- Problem description: Set the data down again, exactly as it reads, but without the pictures.

- Available records:
━━━━━━━━━━━━━━━━━━━━━━━━━━━━━━
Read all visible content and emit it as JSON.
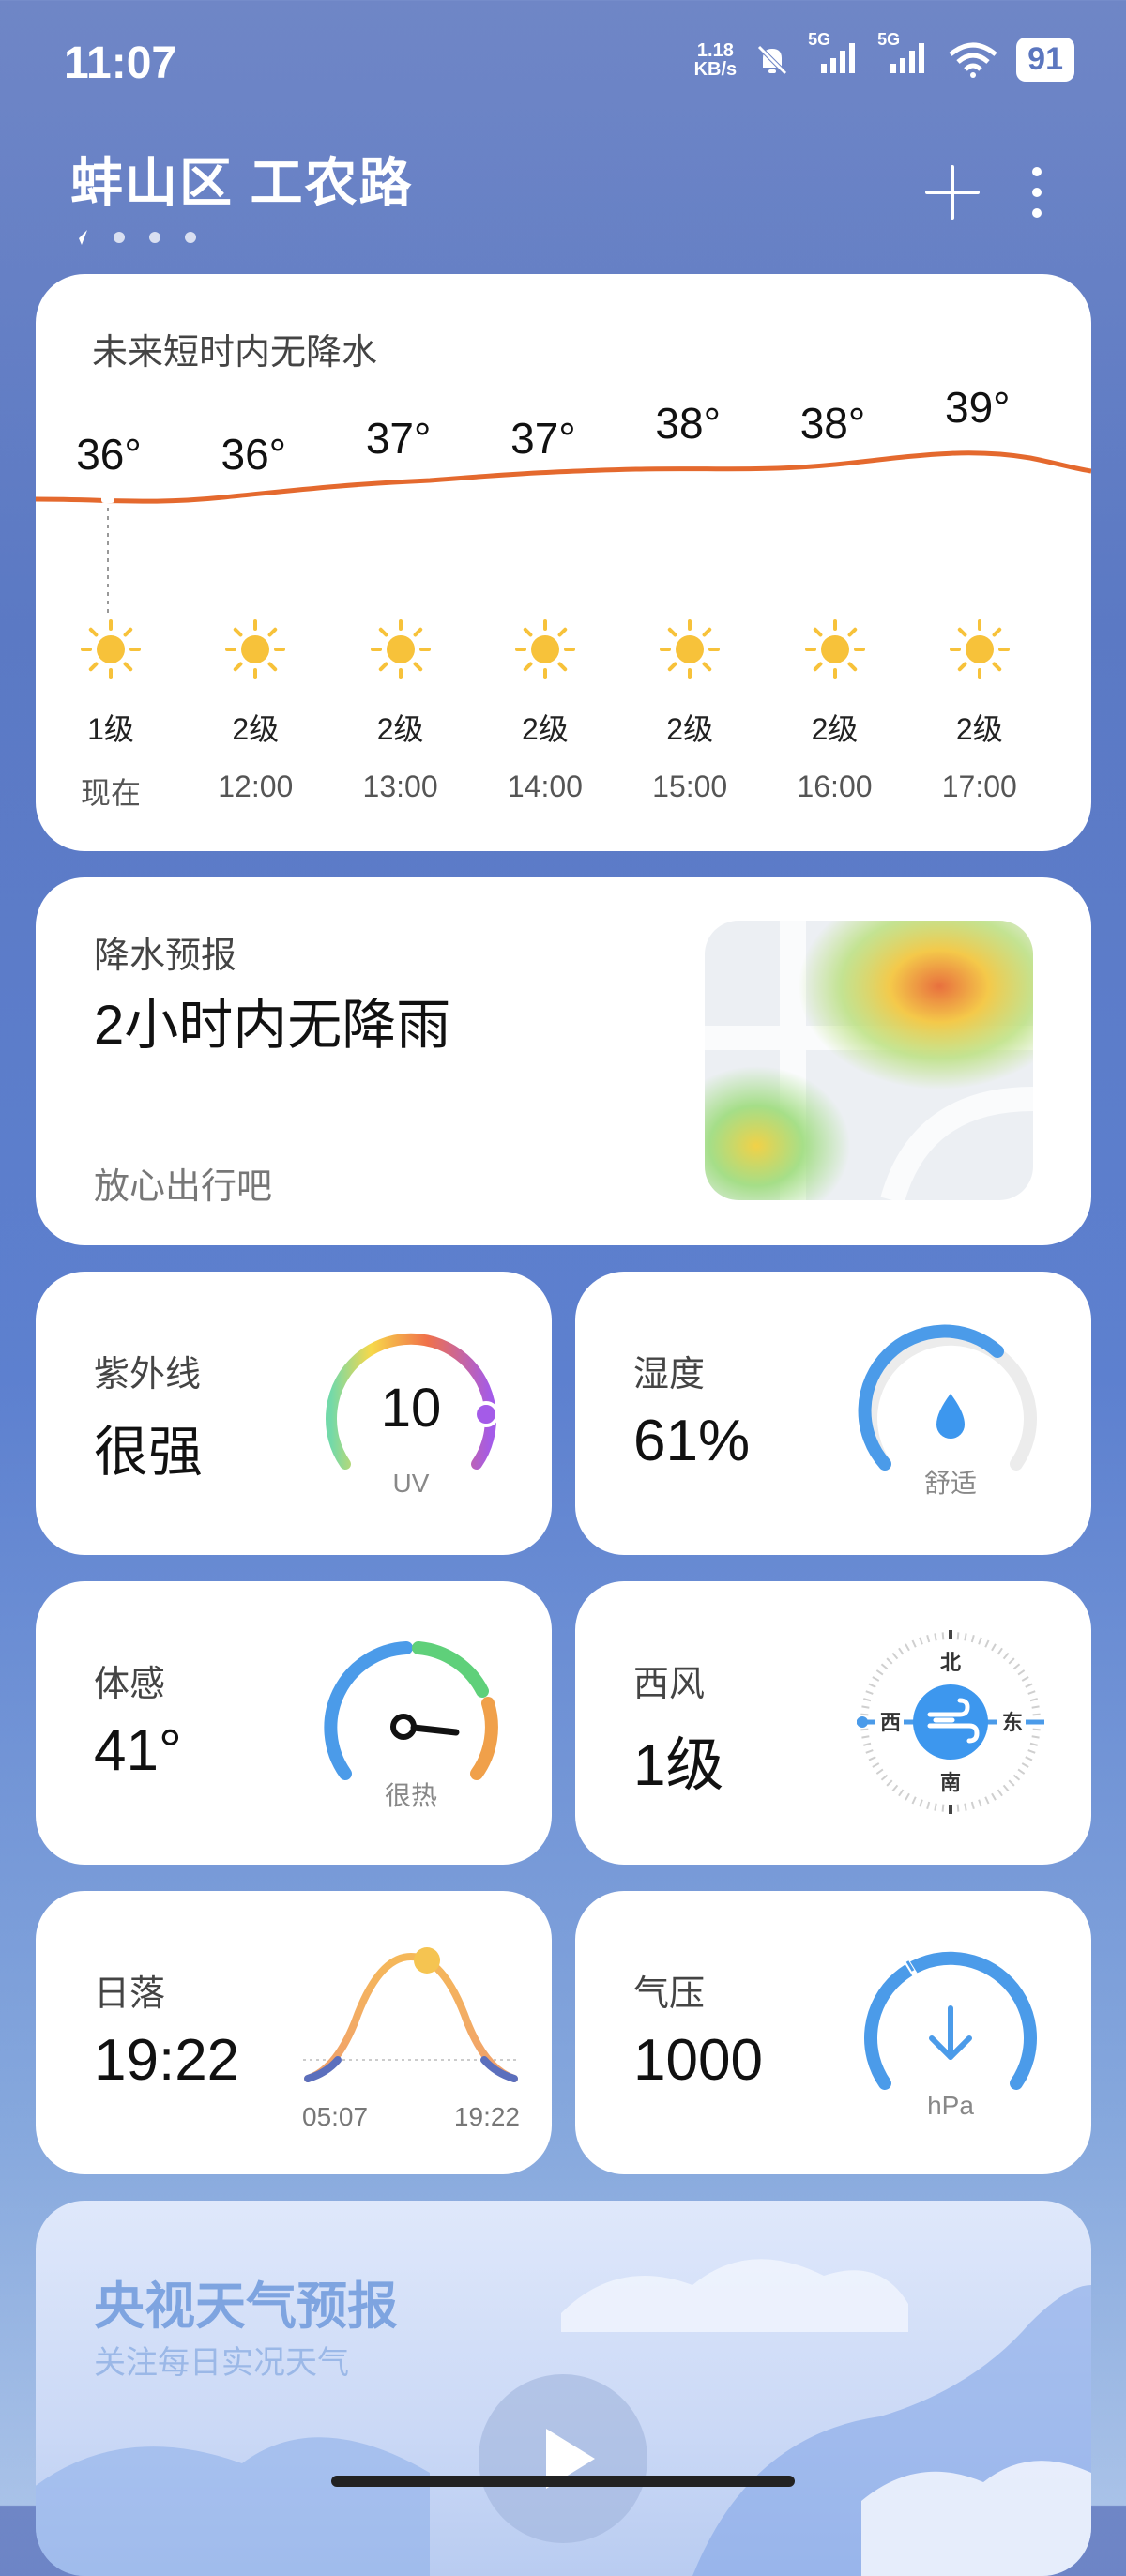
{
  "status": {
    "time": "11:07",
    "net_speed_value": "1.18",
    "net_speed_unit": "KB/s",
    "sim1": "5G",
    "sim2": "5G",
    "battery": "91"
  },
  "header": {
    "location": "蚌山区 工农路"
  },
  "hourly_card": {
    "title": "未来短时内无降水",
    "hours": [
      {
        "temp": "36°",
        "wind": "1级",
        "time": "现在"
      },
      {
        "temp": "36°",
        "wind": "2级",
        "time": "12:00"
      },
      {
        "temp": "37°",
        "wind": "2级",
        "time": "13:00"
      },
      {
        "temp": "37°",
        "wind": "2级",
        "time": "14:00"
      },
      {
        "temp": "38°",
        "wind": "2级",
        "time": "15:00"
      },
      {
        "temp": "38°",
        "wind": "2级",
        "time": "16:00"
      },
      {
        "temp": "39°",
        "wind": "2级",
        "time": "17:00"
      }
    ],
    "line_color": "#e4692e"
  },
  "precip_card": {
    "label": "降水预报",
    "headline": "2小时内无降雨",
    "note": "放心出行吧"
  },
  "uv": {
    "label": "紫外线",
    "value": "很强",
    "index": "10",
    "unit": "UV"
  },
  "humidity": {
    "label": "湿度",
    "value": "61%",
    "comfort": "舒适",
    "percent": 61
  },
  "feels": {
    "label": "体感",
    "value": "41°",
    "desc": "很热"
  },
  "wind": {
    "label": "西风",
    "value": "1级",
    "north": "北",
    "south": "南",
    "east": "东",
    "west": "西"
  },
  "sunset": {
    "label": "日落",
    "value": "19:22",
    "sunrise_time": "05:07",
    "sunset_time": "19:22"
  },
  "pressure": {
    "label": "气压",
    "value": "1000",
    "unit": "hPa"
  },
  "video_card": {
    "title": "央视天气预报",
    "subtitle": "关注每日实况天气"
  },
  "colors": {
    "accent": "#4b9be9",
    "sun": "#f7c23a"
  }
}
━━━━━━━━━━━━━━━━━━━━━━━━━━━━━━
- Completed exercise:
Read all visible content and emit it as JSON.
{
  "status": {
    "time": "11:07",
    "net_speed_value": "1.18",
    "net_speed_unit": "KB/s",
    "sim1": "5G",
    "sim2": "5G",
    "battery": "91"
  },
  "header": {
    "location": "蚌山区 工农路"
  },
  "hourly_card": {
    "title": "未来短时内无降水",
    "hours": [
      {
        "temp": "36°",
        "wind": "1级",
        "time": "现在"
      },
      {
        "temp": "36°",
        "wind": "2级",
        "time": "12:00"
      },
      {
        "temp": "37°",
        "wind": "2级",
        "time": "13:00"
      },
      {
        "temp": "37°",
        "wind": "2级",
        "time": "14:00"
      },
      {
        "temp": "38°",
        "wind": "2级",
        "time": "15:00"
      },
      {
        "temp": "38°",
        "wind": "2级",
        "time": "16:00"
      },
      {
        "temp": "39°",
        "wind": "2级",
        "time": "17:00"
      }
    ],
    "line_color": "#e4692e"
  },
  "precip_card": {
    "label": "降水预报",
    "headline": "2小时内无降雨",
    "note": "放心出行吧"
  },
  "uv": {
    "label": "紫外线",
    "value": "很强",
    "index": "10",
    "unit": "UV"
  },
  "humidity": {
    "label": "湿度",
    "value": "61%",
    "comfort": "舒适",
    "percent": 61
  },
  "feels": {
    "label": "体感",
    "value": "41°",
    "desc": "很热"
  },
  "wind": {
    "label": "西风",
    "value": "1级",
    "north": "北",
    "south": "南",
    "east": "东",
    "west": "西"
  },
  "sunset": {
    "label": "日落",
    "value": "19:22",
    "sunrise_time": "05:07",
    "sunset_time": "19:22"
  },
  "pressure": {
    "label": "气压",
    "value": "1000",
    "unit": "hPa"
  },
  "video_card": {
    "title": "央视天气预报",
    "subtitle": "关注每日实况天气"
  },
  "colors": {
    "accent": "#4b9be9",
    "sun": "#f7c23a"
  }
}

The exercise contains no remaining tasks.